WHAT YOU NEED TO DO:
a: In the forum thread about Diamond bows, what range of pounds does the Diamond Razor Edge allow, according to the post by certified?
b: List every username that appears as a post header in the forum thread about Diamond bows.
>> START EXTRACT PROVIDED
My 6 & 8 yr old sons shoot one and it works great for them!!


----------



## Toryjo (Feb 4, 2008)

*Diamond Edge*

My son uses this bow and loves it thhey can start off on a lower poundage and then you can trade in the limbs for higher poundage which we will have to do this summer for him but all in all a great bow and reallly sturdy for the youth to shoot. Kind of a grow with them type of bow.


----------



## certified (Aug 26, 2008)

I received a Diamond Razor Edge for my birthday in April and I absolutely love it!! With the ability to shoot 30 to 60 pounds, it should be all I'll ever need. I don't think you could go wrong with it.


----------



## Z-Rider (Jul 23, 2007)

Great bows for the price, and they can grow with the shooter as well.


----------



## jconway-ky (Oct 16, 2008)

I receieved my Digi pink Razor edge today, I LOVE IT i had been shooting a Apex and the Diamond is alot faster than my apex ever thought of being. I would recommend this bow to any one its an amazing bow!
>> END EXTRACT PROVIDED
>> START RECORD LIST
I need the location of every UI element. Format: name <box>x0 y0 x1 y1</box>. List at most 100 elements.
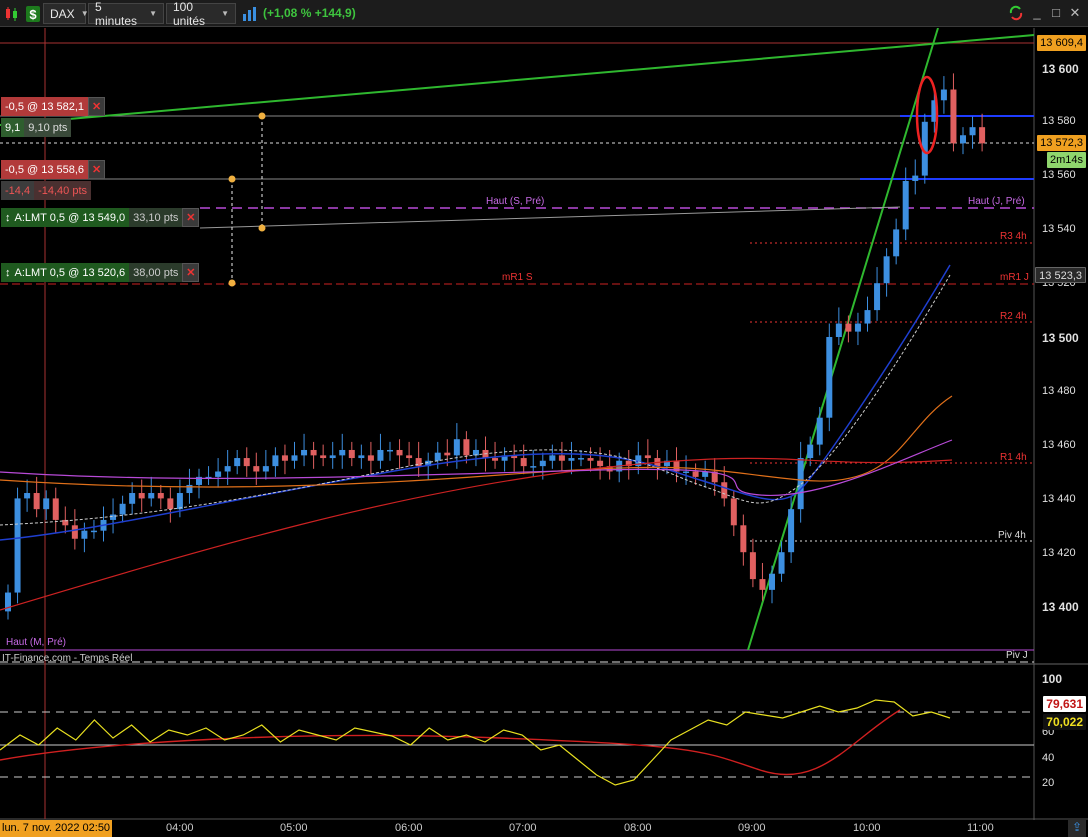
candle <box>797 458 804 510</box>
candle <box>721 482 728 499</box>
candle <box>539 460 546 467</box>
osc-line <box>0 699 951 786</box>
candle <box>110 514 117 520</box>
order-pts: 33,10 pts <box>129 208 183 227</box>
price-chart[interactable] <box>0 28 1088 837</box>
price-tick: 13 440 <box>1042 493 1076 505</box>
time-tick: 05:00 <box>280 822 308 834</box>
candle <box>320 455 327 459</box>
candle <box>81 530 88 539</box>
candle <box>960 135 966 144</box>
candlestick-icon[interactable] <box>3 4 21 23</box>
level-label: R1 4h <box>1000 452 1027 463</box>
units-select[interactable]: 100 unités ▼ <box>166 0 236 28</box>
candle <box>329 455 336 459</box>
osc-signal <box>0 709 901 776</box>
candle <box>854 323 861 332</box>
level-label: Haut (M, Pré) <box>6 637 67 648</box>
candle <box>788 509 795 553</box>
osc-yellow-tag: 70,022 <box>1043 714 1086 730</box>
order-limit-2[interactable]: ↕ A:LMT 0,5 @ 13 520,6 38,00 pts ✕ <box>1 263 200 282</box>
candle <box>272 455 279 467</box>
candle <box>129 493 136 504</box>
minimize-icon[interactable]: _ <box>1029 5 1045 21</box>
interval-label: 5 minutes <box>95 0 138 28</box>
time-tick: 07:00 <box>509 822 537 834</box>
osc-tick: 40 <box>1042 752 1055 764</box>
candle <box>444 452 451 456</box>
candle <box>234 458 241 467</box>
candle <box>749 552 756 580</box>
candle <box>769 573 775 590</box>
order-pnl: 9,1 <box>1 118 25 137</box>
time-tick: 08:00 <box>624 822 652 834</box>
osc-tick: 20 <box>1042 777 1055 789</box>
level-label: Piv 4h <box>998 530 1026 541</box>
candle <box>759 579 766 590</box>
candle <box>301 449 308 456</box>
level-label: mR1 J <box>1000 272 1029 283</box>
candle <box>157 493 164 499</box>
candle <box>644 455 651 459</box>
sync-icon[interactable] <box>1008 5 1024 21</box>
trend-line <box>747 28 939 651</box>
level-label: R2 4h <box>1000 311 1027 322</box>
scroll-top-icon[interactable]: ⇪ <box>1068 820 1086 837</box>
candle <box>816 417 823 445</box>
order-limit-1[interactable]: ↕ A:LMT 0,5 @ 13 549,0 33,10 pts ✕ <box>1 208 200 227</box>
candle <box>568 458 575 461</box>
candle <box>186 484 193 494</box>
dollar-icon[interactable]: $ <box>24 4 42 23</box>
candle <box>874 283 881 311</box>
time-tick: 11:00 <box>967 822 994 834</box>
order-short-1-pnl: 9,1 9,10 pts <box>1 118 72 137</box>
bar-chart-icon[interactable] <box>240 4 258 23</box>
candle <box>453 439 460 456</box>
close-icon[interactable]: ✕ <box>88 160 106 179</box>
candle <box>683 471 690 473</box>
ma-blue <box>0 264 951 541</box>
order-pts: 38,00 pts <box>129 263 183 282</box>
osc-tick: 100 <box>1042 672 1063 686</box>
candle <box>119 503 126 515</box>
candle <box>71 525 78 539</box>
candle <box>253 466 260 472</box>
level-label: R3 4h <box>1000 231 1027 242</box>
price-tick: 13 420 <box>1042 547 1076 559</box>
candle <box>367 455 374 461</box>
candle <box>434 452 441 461</box>
drag-handle-icon[interactable]: ↕ <box>5 267 11 279</box>
close-icon[interactable]: ✕ <box>88 97 106 116</box>
candle <box>740 525 747 553</box>
close-icon[interactable]: ✕ <box>1067 5 1083 21</box>
candle <box>348 449 355 459</box>
candle <box>224 466 231 472</box>
close-icon[interactable]: ✕ <box>182 263 200 282</box>
order-handle <box>258 224 266 232</box>
candle <box>243 458 250 467</box>
candle <box>339 449 346 456</box>
maximize-icon[interactable]: □ <box>1048 5 1064 21</box>
cursor-time-tag: lun. 7 nov. 2022 02:50 <box>0 820 112 837</box>
order-short-1[interactable]: -0,5 @ 13 582,1 ✕ <box>1 97 106 116</box>
close-icon[interactable]: ✕ <box>182 208 200 227</box>
candle <box>902 180 909 230</box>
symbol-select[interactable]: DAX ▼ <box>43 3 89 24</box>
order-short-2[interactable]: -0,5 @ 13 558,6 ✕ <box>1 160 106 179</box>
chart-toolbar: $ DAX ▼ 5 minutes ▼ 100 unités ▼ (+1,08 % +… <box>0 0 1088 28</box>
price-tick: 13 600 <box>1042 62 1079 76</box>
candle <box>826 337 833 418</box>
order-handle <box>228 279 236 287</box>
candle <box>52 498 59 520</box>
order-pnl-pts: 9,10 pts <box>24 118 72 137</box>
candle <box>176 493 183 510</box>
candle <box>883 256 890 284</box>
drag-handle-icon[interactable]: ↕ <box>5 212 11 224</box>
interval-select[interactable]: 5 minutes ▼ <box>88 0 164 28</box>
candle <box>148 493 155 499</box>
grey-curve <box>199 206 901 229</box>
price-tick: 13 580 <box>1042 115 1076 127</box>
svg-text:$: $ <box>29 7 37 22</box>
candle <box>138 493 145 499</box>
candle <box>43 498 50 510</box>
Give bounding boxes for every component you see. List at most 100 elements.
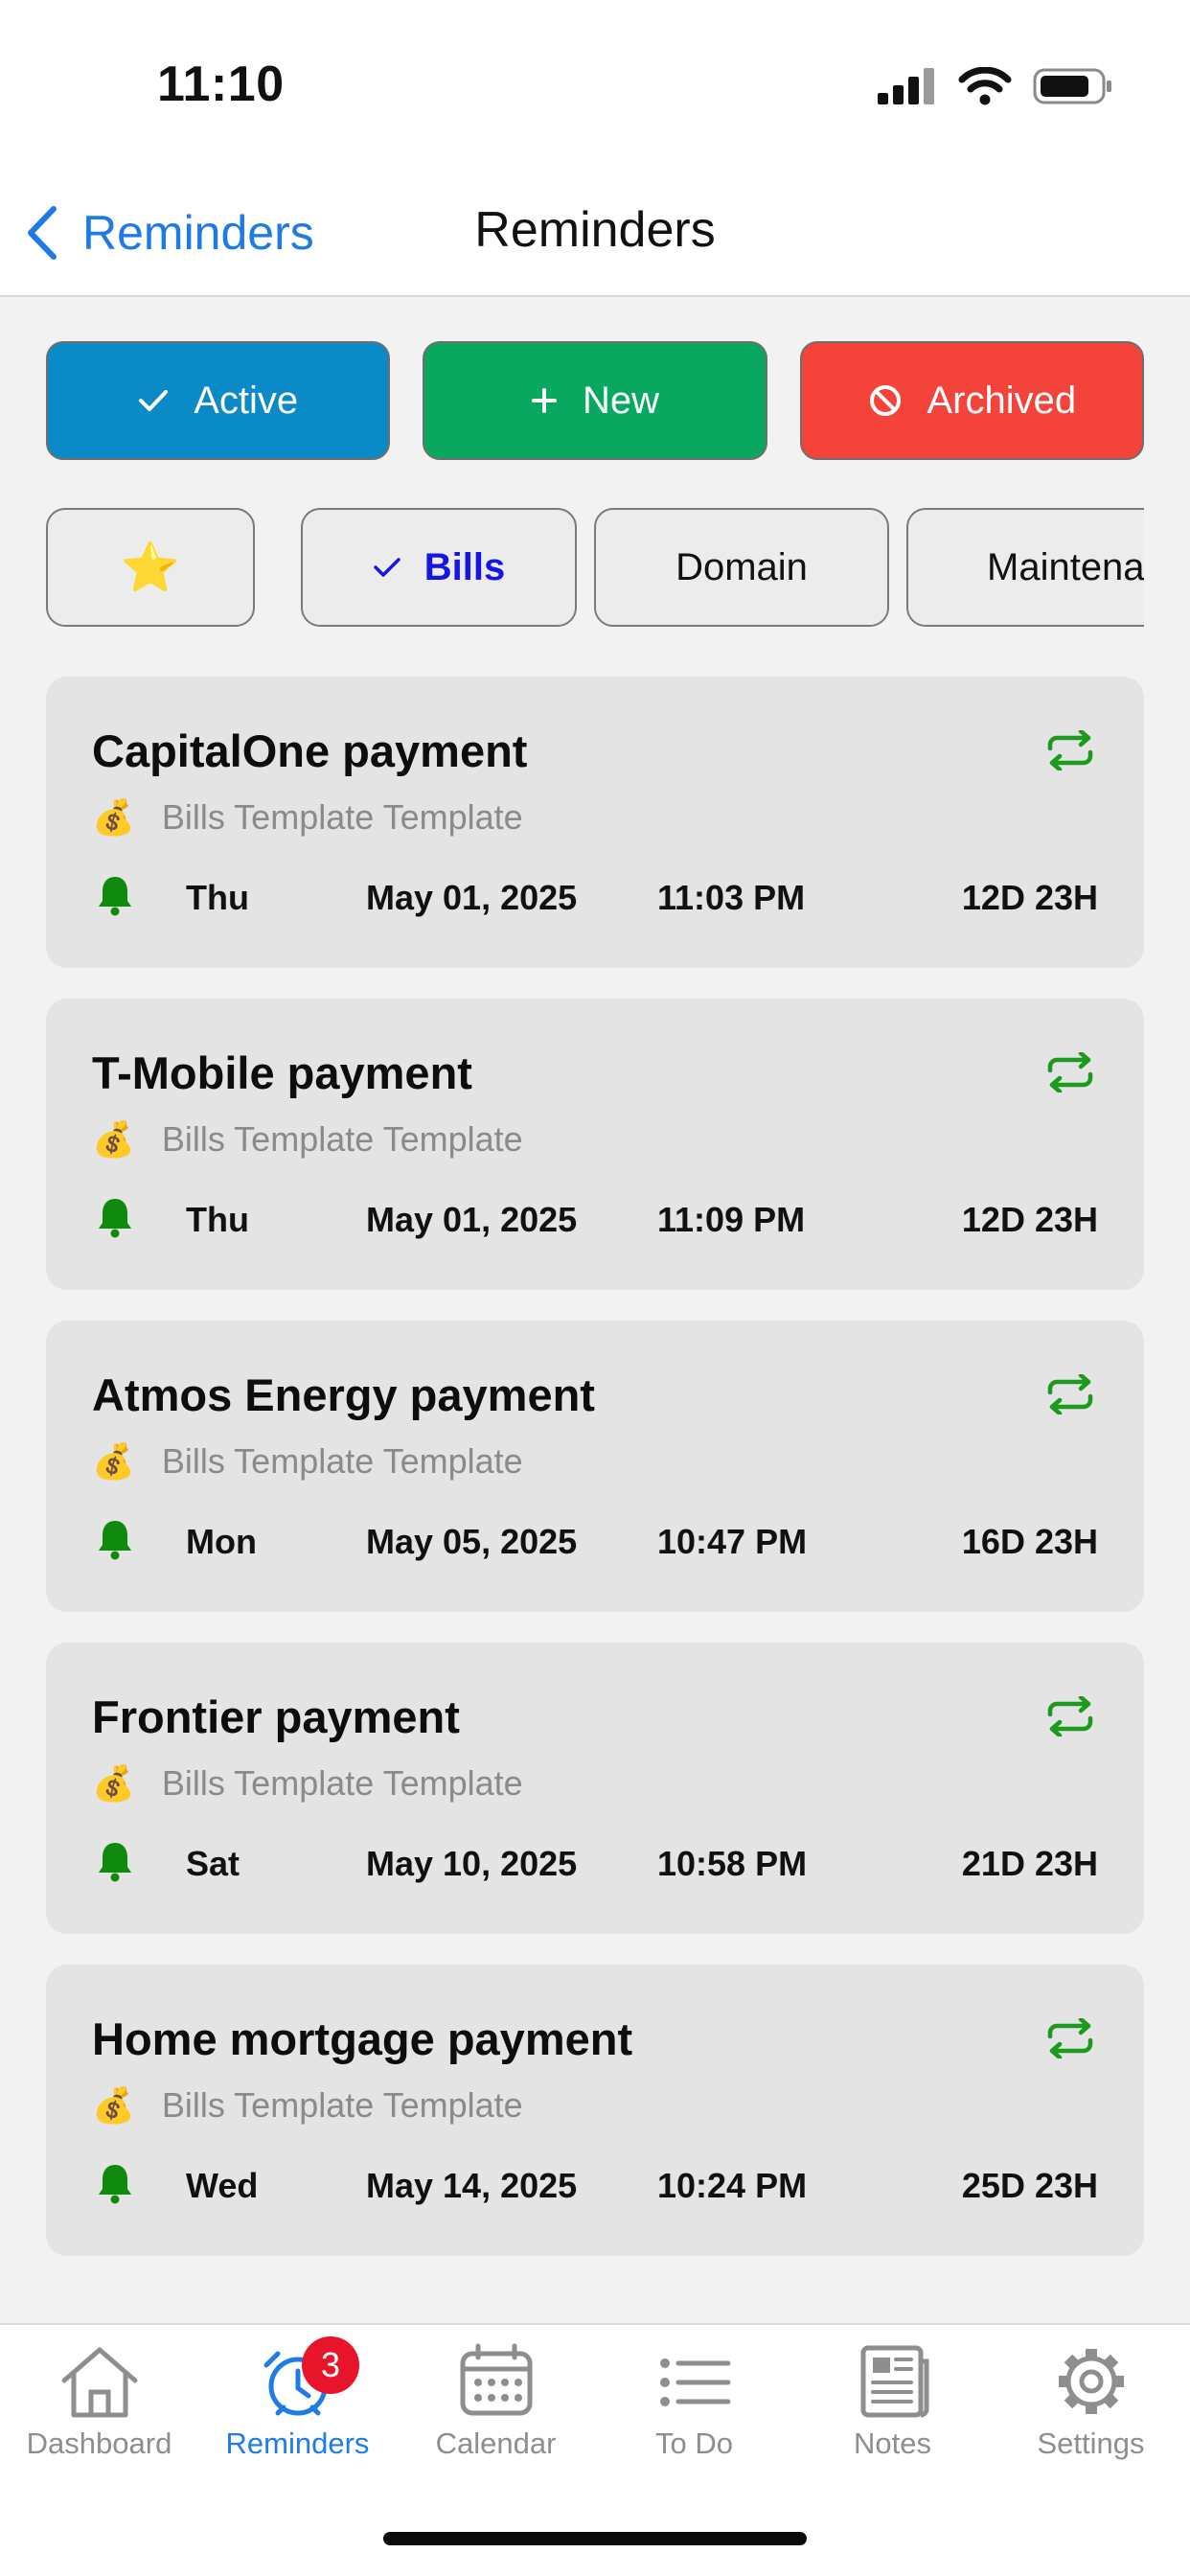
newspaper-icon — [860, 2345, 928, 2418]
reminder-date: May 01, 2025 — [366, 878, 578, 917]
chip-bills-label: Bills — [423, 545, 506, 588]
reminder-remaining: 21D 23H — [961, 1844, 1098, 1883]
reminder-template: 💰 Bills Template Template — [92, 2085, 523, 2126]
reminder-title: Frontier payment — [92, 1691, 460, 1742]
bell-icon — [99, 1843, 131, 1882]
reminder-remaining: 25D 23H — [961, 2166, 1098, 2205]
status-bar: 11:10 — [0, 0, 1190, 172]
active-button[interactable]: Active — [46, 341, 391, 460]
reminder-day: Mon — [186, 1522, 257, 1561]
reminder-schedule: Thu May 01, 2025 11:09 PM 12D 23H — [96, 1196, 1098, 1240]
reminder-schedule: Sat May 10, 2025 10:58 PM 21D 23H — [96, 1840, 1098, 1884]
reminder-title: CapitalOne payment — [92, 725, 528, 776]
chip-bills[interactable]: Bills — [301, 508, 577, 627]
reminder-template-label: Bills Template Template — [161, 1119, 523, 1159]
reminder-card[interactable]: CapitalOne payment 💰 Bills Template Temp… — [46, 677, 1144, 968]
repeat-icon — [1047, 1696, 1093, 1736]
reminder-time: 10:47 PM — [657, 1522, 808, 1561]
reminder-day: Thu — [186, 878, 249, 917]
calendar-icon — [460, 2343, 532, 2416]
action-buttons: Active New Archived — [46, 341, 1144, 460]
money-bag-icon: 💰 — [92, 1441, 135, 1481]
tab-todo-label: To Do — [655, 2426, 733, 2460]
reminder-day: Thu — [186, 1200, 249, 1239]
reminders-badge: 3 — [302, 2336, 359, 2394]
tab-dashboard[interactable]: Dashboard — [0, 2342, 198, 2469]
page-title: Reminders — [474, 202, 716, 258]
reminder-template-label: Bills Template Template — [161, 797, 523, 837]
reminder-title: T-Mobile payment — [92, 1047, 472, 1098]
category-chips: ⭐ Bills Domain Maintenance — [46, 508, 1144, 627]
star-icon: ⭐ — [120, 540, 181, 594]
reminder-schedule: Wed May 14, 2025 10:24 PM 25D 23H — [96, 2162, 1098, 2206]
tab-settings-label: Settings — [1037, 2426, 1145, 2460]
status-time: 11:10 — [157, 57, 285, 112]
reminder-date: May 01, 2025 — [366, 1200, 578, 1239]
cellular-signal-icon — [878, 68, 934, 104]
repeat-icon — [1047, 730, 1093, 770]
reminder-time: 10:58 PM — [657, 1844, 808, 1883]
navigation-bar: Reminders Reminders — [0, 172, 1190, 297]
reminder-template: 💰 Bills Template Template — [92, 1441, 523, 1482]
reminder-time: 11:09 PM — [657, 1200, 806, 1239]
bell-icon — [99, 1521, 131, 1560]
reminder-template-label: Bills Template Template — [161, 2085, 523, 2125]
chip-domain-label: Domain — [675, 545, 808, 588]
reminder-remaining: 16D 23H — [961, 1522, 1098, 1561]
repeat-icon — [1047, 1374, 1093, 1414]
chip-maintenance[interactable]: Maintenance — [906, 508, 1144, 627]
status-icons — [878, 67, 1113, 105]
tab-todo[interactable]: To Do — [595, 2342, 793, 2469]
money-bag-icon: 💰 — [92, 2085, 135, 2125]
tab-notes-label: Notes — [854, 2426, 931, 2460]
home-icon — [61, 2347, 137, 2418]
prohibited-icon — [869, 385, 901, 416]
reminder-card[interactable]: Home mortgage payment 💰 Bills Template T… — [46, 1965, 1144, 2256]
reminder-title: Home mortgage payment — [92, 2013, 633, 2064]
archived-button[interactable]: Archived — [799, 341, 1144, 460]
bell-icon — [99, 2165, 131, 2204]
bell-icon — [99, 1199, 131, 1238]
tab-dashboard-label: Dashboard — [26, 2426, 172, 2460]
money-bag-icon: 💰 — [92, 1763, 135, 1803]
repeat-icon — [1047, 1052, 1093, 1092]
reminders-screen: 11:10 Reminders Reminders Active New Arc… — [0, 0, 1190, 2576]
new-button-label: New — [582, 379, 659, 422]
reminder-day: Wed — [186, 2166, 259, 2205]
reminder-card[interactable]: Frontier payment 💰 Bills Template Templa… — [46, 1643, 1144, 1934]
gear-icon — [1058, 2349, 1124, 2414]
tab-notes[interactable]: Notes — [793, 2342, 992, 2469]
reminder-date: May 05, 2025 — [366, 1522, 578, 1561]
repeat-icon — [1047, 2018, 1093, 2058]
money-bag-icon: 💰 — [92, 1119, 135, 1159]
new-button[interactable]: New — [423, 341, 767, 460]
battery-icon — [1033, 68, 1111, 104]
reminder-template-label: Bills Template Template — [161, 1441, 523, 1481]
chip-favorites[interactable]: ⭐ — [46, 508, 255, 627]
reminder-list: CapitalOne payment 💰 Bills Template Temp… — [46, 677, 1144, 2287]
reminder-card[interactable]: Atmos Energy payment 💰 Bills Template Te… — [46, 1321, 1144, 1612]
plus-icon — [531, 388, 557, 413]
list-icon — [659, 2358, 730, 2406]
reminder-template: 💰 Bills Template Template — [92, 797, 523, 838]
tab-calendar[interactable]: Calendar — [397, 2342, 595, 2469]
chip-maintenance-label: Maintenance — [987, 545, 1144, 588]
tab-reminders-label: Reminders — [225, 2426, 370, 2460]
reminder-date: May 14, 2025 — [366, 2166, 578, 2205]
tab-settings[interactable]: Settings — [992, 2342, 1190, 2469]
reminder-template: 💰 Bills Template Template — [92, 1119, 523, 1160]
tab-bar: Dashboard 3 Reminders Calendar To Do Not… — [0, 2323, 1190, 2576]
reminder-schedule: Thu May 01, 2025 11:03 PM 12D 23H — [96, 874, 1098, 918]
reminder-template-label: Bills Template Template — [161, 1763, 523, 1803]
reminder-template: 💰 Bills Template Template — [92, 1763, 523, 1804]
reminder-remaining: 12D 23H — [961, 1200, 1098, 1239]
reminder-time: 11:03 PM — [657, 878, 806, 917]
chip-domain[interactable]: Domain — [594, 508, 889, 627]
reminder-card[interactable]: T-Mobile payment 💰 Bills Template Templa… — [46, 999, 1144, 1290]
tab-reminders[interactable]: 3 Reminders — [198, 2336, 397, 2469]
reminder-time: 10:24 PM — [657, 2166, 808, 2205]
money-bag-icon: 💰 — [92, 797, 135, 837]
check-icon — [374, 558, 400, 577]
reminder-schedule: Mon May 05, 2025 10:47 PM 16D 23H — [96, 1518, 1098, 1562]
active-button-label: Active — [194, 379, 299, 422]
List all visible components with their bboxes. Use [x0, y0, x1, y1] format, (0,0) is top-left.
>> END RECORD LIST
SET OF ANSWERS:
a: 30 to 60 pounds

b: Toryjo, certified, Z-Rider, jconway-ky